**SET TASK**
Set the following entries down again exactly, line by line.

[Data records]
□ □ □

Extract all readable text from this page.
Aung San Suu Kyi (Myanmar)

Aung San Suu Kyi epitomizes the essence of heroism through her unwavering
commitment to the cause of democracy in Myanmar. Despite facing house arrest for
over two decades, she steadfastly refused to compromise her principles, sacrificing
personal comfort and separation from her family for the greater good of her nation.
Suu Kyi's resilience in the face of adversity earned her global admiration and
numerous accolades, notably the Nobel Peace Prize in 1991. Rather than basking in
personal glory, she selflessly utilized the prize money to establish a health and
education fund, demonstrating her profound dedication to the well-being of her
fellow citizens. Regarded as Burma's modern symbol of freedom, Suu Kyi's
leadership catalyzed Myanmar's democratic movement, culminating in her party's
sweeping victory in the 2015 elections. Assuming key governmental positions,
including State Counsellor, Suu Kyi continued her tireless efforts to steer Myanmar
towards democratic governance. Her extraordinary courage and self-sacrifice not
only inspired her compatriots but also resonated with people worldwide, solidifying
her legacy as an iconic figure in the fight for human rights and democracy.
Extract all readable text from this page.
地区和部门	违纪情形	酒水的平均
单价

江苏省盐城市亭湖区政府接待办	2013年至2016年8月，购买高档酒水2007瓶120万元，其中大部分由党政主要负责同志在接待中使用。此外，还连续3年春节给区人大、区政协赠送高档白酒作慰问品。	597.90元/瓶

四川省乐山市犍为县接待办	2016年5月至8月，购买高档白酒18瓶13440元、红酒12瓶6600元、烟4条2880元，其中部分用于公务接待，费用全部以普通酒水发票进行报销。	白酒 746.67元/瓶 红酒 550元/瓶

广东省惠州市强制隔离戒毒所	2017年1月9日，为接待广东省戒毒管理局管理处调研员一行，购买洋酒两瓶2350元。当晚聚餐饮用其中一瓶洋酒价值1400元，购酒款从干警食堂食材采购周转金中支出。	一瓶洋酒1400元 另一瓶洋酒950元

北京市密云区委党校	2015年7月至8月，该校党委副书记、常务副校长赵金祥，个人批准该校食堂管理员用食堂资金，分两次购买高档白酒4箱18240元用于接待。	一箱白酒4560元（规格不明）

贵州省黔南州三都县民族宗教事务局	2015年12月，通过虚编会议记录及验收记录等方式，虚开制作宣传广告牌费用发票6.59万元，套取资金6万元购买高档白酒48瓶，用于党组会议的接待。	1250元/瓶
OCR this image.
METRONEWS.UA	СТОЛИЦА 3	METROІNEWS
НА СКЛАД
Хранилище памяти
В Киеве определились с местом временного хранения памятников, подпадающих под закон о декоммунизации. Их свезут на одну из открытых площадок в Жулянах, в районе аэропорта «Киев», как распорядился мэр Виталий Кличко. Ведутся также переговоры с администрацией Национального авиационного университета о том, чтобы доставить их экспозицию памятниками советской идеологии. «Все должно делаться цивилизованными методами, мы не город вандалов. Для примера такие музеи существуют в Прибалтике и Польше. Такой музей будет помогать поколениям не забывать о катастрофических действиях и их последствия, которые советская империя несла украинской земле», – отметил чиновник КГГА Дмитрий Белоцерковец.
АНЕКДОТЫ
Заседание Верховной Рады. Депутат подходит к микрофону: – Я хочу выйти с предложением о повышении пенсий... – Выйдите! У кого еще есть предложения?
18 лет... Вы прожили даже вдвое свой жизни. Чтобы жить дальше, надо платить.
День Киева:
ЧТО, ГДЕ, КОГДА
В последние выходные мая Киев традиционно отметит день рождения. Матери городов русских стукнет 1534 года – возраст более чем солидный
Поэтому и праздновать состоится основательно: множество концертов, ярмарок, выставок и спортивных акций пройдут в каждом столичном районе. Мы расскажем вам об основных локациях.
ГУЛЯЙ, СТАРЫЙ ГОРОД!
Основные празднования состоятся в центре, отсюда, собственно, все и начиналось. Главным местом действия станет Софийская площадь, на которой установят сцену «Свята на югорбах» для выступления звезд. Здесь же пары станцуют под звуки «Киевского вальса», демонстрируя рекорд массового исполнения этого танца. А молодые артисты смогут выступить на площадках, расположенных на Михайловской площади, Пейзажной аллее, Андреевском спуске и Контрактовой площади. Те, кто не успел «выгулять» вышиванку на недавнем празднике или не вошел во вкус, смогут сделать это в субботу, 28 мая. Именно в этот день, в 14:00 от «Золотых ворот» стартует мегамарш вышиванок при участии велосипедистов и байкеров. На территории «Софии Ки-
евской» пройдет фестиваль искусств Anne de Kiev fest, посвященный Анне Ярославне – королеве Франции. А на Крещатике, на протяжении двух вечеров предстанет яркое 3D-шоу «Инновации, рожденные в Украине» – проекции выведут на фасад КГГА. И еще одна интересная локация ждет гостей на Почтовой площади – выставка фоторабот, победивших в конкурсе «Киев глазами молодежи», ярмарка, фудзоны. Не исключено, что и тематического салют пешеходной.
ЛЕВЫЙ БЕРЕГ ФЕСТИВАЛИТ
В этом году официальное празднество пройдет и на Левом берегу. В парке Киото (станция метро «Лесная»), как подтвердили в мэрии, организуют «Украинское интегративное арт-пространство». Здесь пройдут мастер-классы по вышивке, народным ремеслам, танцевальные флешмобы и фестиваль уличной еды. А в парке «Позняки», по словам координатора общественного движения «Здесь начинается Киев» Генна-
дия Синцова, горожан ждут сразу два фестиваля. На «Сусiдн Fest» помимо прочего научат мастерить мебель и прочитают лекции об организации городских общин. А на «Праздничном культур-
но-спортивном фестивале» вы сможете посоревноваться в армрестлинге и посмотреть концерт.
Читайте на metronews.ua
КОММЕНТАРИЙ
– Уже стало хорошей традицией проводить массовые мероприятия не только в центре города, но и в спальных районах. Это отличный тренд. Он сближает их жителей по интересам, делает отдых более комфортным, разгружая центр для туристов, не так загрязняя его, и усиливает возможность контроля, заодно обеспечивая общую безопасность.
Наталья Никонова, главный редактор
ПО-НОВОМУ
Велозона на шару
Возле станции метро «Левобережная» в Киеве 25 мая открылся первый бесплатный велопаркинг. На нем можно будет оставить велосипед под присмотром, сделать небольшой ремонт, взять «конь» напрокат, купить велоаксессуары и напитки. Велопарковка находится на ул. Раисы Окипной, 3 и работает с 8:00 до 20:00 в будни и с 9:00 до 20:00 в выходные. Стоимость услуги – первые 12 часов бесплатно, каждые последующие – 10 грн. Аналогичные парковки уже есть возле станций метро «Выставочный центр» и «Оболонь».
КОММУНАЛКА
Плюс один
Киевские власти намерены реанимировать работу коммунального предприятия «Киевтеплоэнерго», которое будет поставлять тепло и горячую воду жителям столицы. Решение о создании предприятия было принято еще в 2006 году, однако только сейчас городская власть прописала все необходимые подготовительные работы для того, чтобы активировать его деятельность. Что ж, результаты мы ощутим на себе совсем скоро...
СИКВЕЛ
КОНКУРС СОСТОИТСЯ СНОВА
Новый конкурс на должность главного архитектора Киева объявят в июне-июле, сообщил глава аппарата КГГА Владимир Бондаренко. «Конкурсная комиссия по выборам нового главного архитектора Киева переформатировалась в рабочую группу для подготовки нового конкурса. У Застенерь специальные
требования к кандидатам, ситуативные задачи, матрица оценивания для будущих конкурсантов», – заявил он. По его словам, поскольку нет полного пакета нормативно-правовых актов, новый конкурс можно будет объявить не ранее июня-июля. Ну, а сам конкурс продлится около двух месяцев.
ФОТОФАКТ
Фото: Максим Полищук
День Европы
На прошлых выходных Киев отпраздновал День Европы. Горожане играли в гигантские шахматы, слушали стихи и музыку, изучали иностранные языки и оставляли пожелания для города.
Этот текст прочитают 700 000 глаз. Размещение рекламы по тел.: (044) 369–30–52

□ □ □

**FINAL ANSWER**
Extract all readable text from this page.
Aung San Suu Kyi (Myanmar)

Aung San Suu Kyi epitomizes the essence of heroism through her unwavering
commitment to the cause of democracy in Myanmar. Despite facing house arrest for
over two decades, she steadfastly refused to compromise her principles, sacrificing
personal comfort and separation from her family for the greater good of her nation.
Suu Kyi's resilience in the face of adversity earned her global admiration and
numerous accolades, notably the Nobel Peace Prize in 1991. Rather than basking in
personal glory, she selflessly utilized the prize money to establish a health and
education fund, demonstrating her profound dedication to the well-being of her
fellow citizens. Regarded as Burma's modern symbol of freedom, Suu Kyi's
leadership catalyzed Myanmar's democratic movement, culminating in her party's
sweeping victory in the 2015 elections. Assuming key governmental positions,
including State Counsellor, Suu Kyi continued her tireless efforts to steer Myanmar
towards democratic governance. Her extraordinary courage and self-sacrifice not
only inspired her compatriots but also resonated with people worldwide, solidifying
her legacy as an iconic figure in the fight for human rights and democracy.
Extract all readable text from this page.
地区和部门	违纪情形	酒水的平均
单价

江苏省盐城市亭湖区政府接待办	2013年至2016年8月，购买高档酒水2007瓶120万元，其中大部分由党政主要负责同志在接待中使用。此外，还连续3年春节给区人大、区政协赠送高档白酒作慰问品。	597.90元/瓶

四川省乐山市犍为县接待办	2016年5月至8月，购买高档白酒18瓶13440元、红酒12瓶6600元、烟4条2880元，其中部分用于公务接待，费用全部以普通酒水发票进行报销。	白酒 746.67元/瓶 红酒 550元/瓶

广东省惠州市强制隔离戒毒所	2017年1月9日，为接待广东省戒毒管理局管理处调研员一行，购买洋酒两瓶2350元。当晚聚餐饮用其中一瓶洋酒价值1400元，购酒款从干警食堂食材采购周转金中支出。	一瓶洋酒1400元 另一瓶洋酒950元

北京市密云区委党校	2015年7月至8月，该校党委副书记、常务副校长赵金祥，个人批准该校食堂管理员用食堂资金，分两次购买高档白酒4箱18240元用于接待。	一箱白酒4560元（规格不明）

贵州省黔南州三都县民族宗教事务局	2015年12月，通过虚编会议记录及验收记录等方式，虚开制作宣传广告牌费用发票6.59万元，套取资金6万元购买高档白酒48瓶，用于党组会议的接待。	1250元/瓶
OCR this image.
METRONEWS.UA	СТОЛИЦА 3	METROІNEWS
НА СКЛАД
Хранилище памяти
В Киеве определились с местом временного хранения памятников, подпадающих под закон о декоммунизации. Их свезут на одну из открытых площадок в Жулянах, в районе аэропорта «Киев», как распорядился мэр Виталий Кличко. Ведутся также переговоры с администрацией Национального авиационного университета о том, чтобы доставить их экспозицию памятниками советской идеологии. «Все должно делаться цивилизованными методами, мы не город вандалов. Для примера такие музеи существуют в Прибалтике и Польше. Такой музей будет помогать поколениям не забывать о катастрофических действиях и их последствия, которые советская империя несла украинской земле», – отметил чиновник КГГА Дмитрий Белоцерковец.
АНЕКДОТЫ
Заседание Верховной Рады. Депутат подходит к микрофону: – Я хочу выйти с предложением о повышении пенсий... – Выйдите! У кого еще есть предложения?
18 лет... Вы прожили даже вдвое свой жизни. Чтобы жить дальше, надо платить.
День Киева:
ЧТО, ГДЕ, КОГДА
В последние выходные мая Киев традиционно отметит день рождения. Матери городов русских стукнет 1534 года – возраст более чем солидный
Поэтому и праздновать состоится основательно: множество концертов, ярмарок, выставок и спортивных акций пройдут в каждом столичном районе. Мы расскажем вам об основных локациях.
ГУЛЯЙ, СТАРЫЙ ГОРОД!
Основные празднования состоятся в центре, отсюда, собственно, все и начиналось. Главным местом действия станет Софийская площадь, на которой установят сцену «Свята на югорбах» для выступления звезд. Здесь же пары станцуют под звуки «Киевского вальса», демонстрируя рекорд массового исполнения этого танца. А молодые артисты смогут выступить на площадках, расположенных на Михайловской площади, Пейзажной аллее, Андреевском спуске и Контрактовой площади. Те, кто не успел «выгулять» вышиванку на недавнем празднике или не вошел во вкус, смогут сделать это в субботу, 28 мая. Именно в этот день, в 14:00 от «Золотых ворот» стартует мегамарш вышиванок при участии велосипедистов и байкеров. На территории «Софии Ки-
евской» пройдет фестиваль искусств Anne de Kiev fest, посвященный Анне Ярославне – королеве Франции. А на Крещатике, на протяжении двух вечеров предстанет яркое 3D-шоу «Инновации, рожденные в Украине» – проекции выведут на фасад КГГА. И еще одна интересная локация ждет гостей на Почтовой площади – выставка фоторабот, победивших в конкурсе «Киев глазами молодежи», ярмарка, фудзоны. Не исключено, что и тематического салют пешеходной.
ЛЕВЫЙ БЕРЕГ ФЕСТИВАЛИТ
В этом году официальное празднество пройдет и на Левом берегу. В парке Киото (станция метро «Лесная»), как подтвердили в мэрии, организуют «Украинское интегративное арт-пространство». Здесь пройдут мастер-классы по вышивке, народным ремеслам, танцевальные флешмобы и фестиваль уличной еды. А в парке «Позняки», по словам координатора общественного движения «Здесь начинается Киев» Генна-
дия Синцова, горожан ждут сразу два фестиваля. На «Сусiдн Fest» помимо прочего научат мастерить мебель и прочитают лекции об организации городских общин. А на «Праздничном культур-
но-спортивном фестивале» вы сможете посоревноваться в армрестлинге и посмотреть концерт.
Читайте на metronews.ua
КОММЕНТАРИЙ
– Уже стало хорошей традицией проводить массовые мероприятия не только в центре города, но и в спальных районах. Это отличный тренд. Он сближает их жителей по интересам, делает отдых более комфортным, разгружая центр для туристов, не так загрязняя его, и усиливает возможность контроля, заодно обеспечивая общую безопасность.
Наталья Никонова, главный редактор
ПО-НОВОМУ
Велозона на шару
Возле станции метро «Левобережная» в Киеве 25 мая открылся первый бесплатный велопаркинг. На нем можно будет оставить велосипед под присмотром, сделать небольшой ремонт, взять «конь» напрокат, купить велоаксессуары и напитки. Велопарковка находится на ул. Раисы Окипной, 3 и работает с 8:00 до 20:00 в будни и с 9:00 до 20:00 в выходные. Стоимость услуги – первые 12 часов бесплатно, каждые последующие – 10 грн. Аналогичные парковки уже есть возле станций метро «Выставочный центр» и «Оболонь».
КОММУНАЛКА
Плюс один
Киевские власти намерены реанимировать работу коммунального предприятия «Киевтеплоэнерго», которое будет поставлять тепло и горячую воду жителям столицы. Решение о создании предприятия было принято еще в 2006 году, однако только сейчас городская власть прописала все необходимые подготовительные работы для того, чтобы активировать его деятельность. Что ж, результаты мы ощутим на себе совсем скоро...
СИКВЕЛ
КОНКУРС СОСТОИТСЯ СНОВА
Новый конкурс на должность главного архитектора Киева объявят в июне-июле, сообщил глава аппарата КГГА Владимир Бондаренко. «Конкурсная комиссия по выборам нового главного архитектора Киева переформатировалась в рабочую группу для подготовки нового конкурса. У Застенерь специальные
требования к кандидатам, ситуативные задачи, матрица оценивания для будущих конкурсантов», – заявил он. По его словам, поскольку нет полного пакета нормативно-правовых актов, новый конкурс можно будет объявить не ранее июня-июля. Ну, а сам конкурс продлится около двух месяцев.
ФОТОФАКТ
Фото: Максим Полищук
День Европы
На прошлых выходных Киев отпраздновал День Европы. Горожане играли в гигантские шахматы, слушали стихи и музыку, изучали иностранные языки и оставляли пожелания для города.
Этот текст прочитают 700 000 глаз. Размещение рекламы по тел.: (044) 369–30–52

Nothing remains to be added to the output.